-- BEGIN MATERIAL PROVIDED --

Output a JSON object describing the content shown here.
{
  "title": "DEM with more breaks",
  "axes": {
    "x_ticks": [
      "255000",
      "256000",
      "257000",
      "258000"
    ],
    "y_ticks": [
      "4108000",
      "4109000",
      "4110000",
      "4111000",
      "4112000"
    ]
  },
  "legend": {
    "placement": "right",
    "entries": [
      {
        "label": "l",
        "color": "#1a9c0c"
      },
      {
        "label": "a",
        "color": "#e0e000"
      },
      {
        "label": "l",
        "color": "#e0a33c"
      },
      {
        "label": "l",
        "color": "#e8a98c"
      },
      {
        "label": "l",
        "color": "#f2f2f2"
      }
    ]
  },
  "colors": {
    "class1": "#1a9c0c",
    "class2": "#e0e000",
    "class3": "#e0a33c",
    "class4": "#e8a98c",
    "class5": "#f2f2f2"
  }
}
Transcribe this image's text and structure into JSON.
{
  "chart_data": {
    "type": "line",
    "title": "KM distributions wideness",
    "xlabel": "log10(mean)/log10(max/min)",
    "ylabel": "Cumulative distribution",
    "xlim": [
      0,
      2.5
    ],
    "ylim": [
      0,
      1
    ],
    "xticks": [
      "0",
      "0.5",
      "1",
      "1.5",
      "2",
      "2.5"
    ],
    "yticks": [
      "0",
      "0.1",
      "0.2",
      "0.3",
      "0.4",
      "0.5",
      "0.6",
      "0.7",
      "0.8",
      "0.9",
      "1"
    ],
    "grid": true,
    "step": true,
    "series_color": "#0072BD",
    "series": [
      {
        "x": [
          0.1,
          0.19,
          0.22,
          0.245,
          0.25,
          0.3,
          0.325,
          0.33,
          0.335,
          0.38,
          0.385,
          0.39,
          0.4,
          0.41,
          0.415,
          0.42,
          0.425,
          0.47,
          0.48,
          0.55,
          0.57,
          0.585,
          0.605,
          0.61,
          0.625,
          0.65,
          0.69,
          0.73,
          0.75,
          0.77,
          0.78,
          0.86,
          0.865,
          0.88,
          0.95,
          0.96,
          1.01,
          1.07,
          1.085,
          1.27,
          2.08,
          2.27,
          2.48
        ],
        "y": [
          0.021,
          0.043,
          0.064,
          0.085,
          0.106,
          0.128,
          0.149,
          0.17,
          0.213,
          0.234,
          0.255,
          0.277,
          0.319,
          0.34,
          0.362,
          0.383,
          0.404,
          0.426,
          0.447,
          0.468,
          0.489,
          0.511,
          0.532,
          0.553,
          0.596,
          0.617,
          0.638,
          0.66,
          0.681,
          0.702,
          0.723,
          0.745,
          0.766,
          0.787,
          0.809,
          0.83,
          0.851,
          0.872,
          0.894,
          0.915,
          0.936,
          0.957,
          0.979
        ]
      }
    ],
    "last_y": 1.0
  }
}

-- END MATERIAL PROVIDED --

### TASK DESCRIPTION
Tally the lines of the records holding the word "JSON", then give only the resulting number.

### EXERCISE SOLUTION
2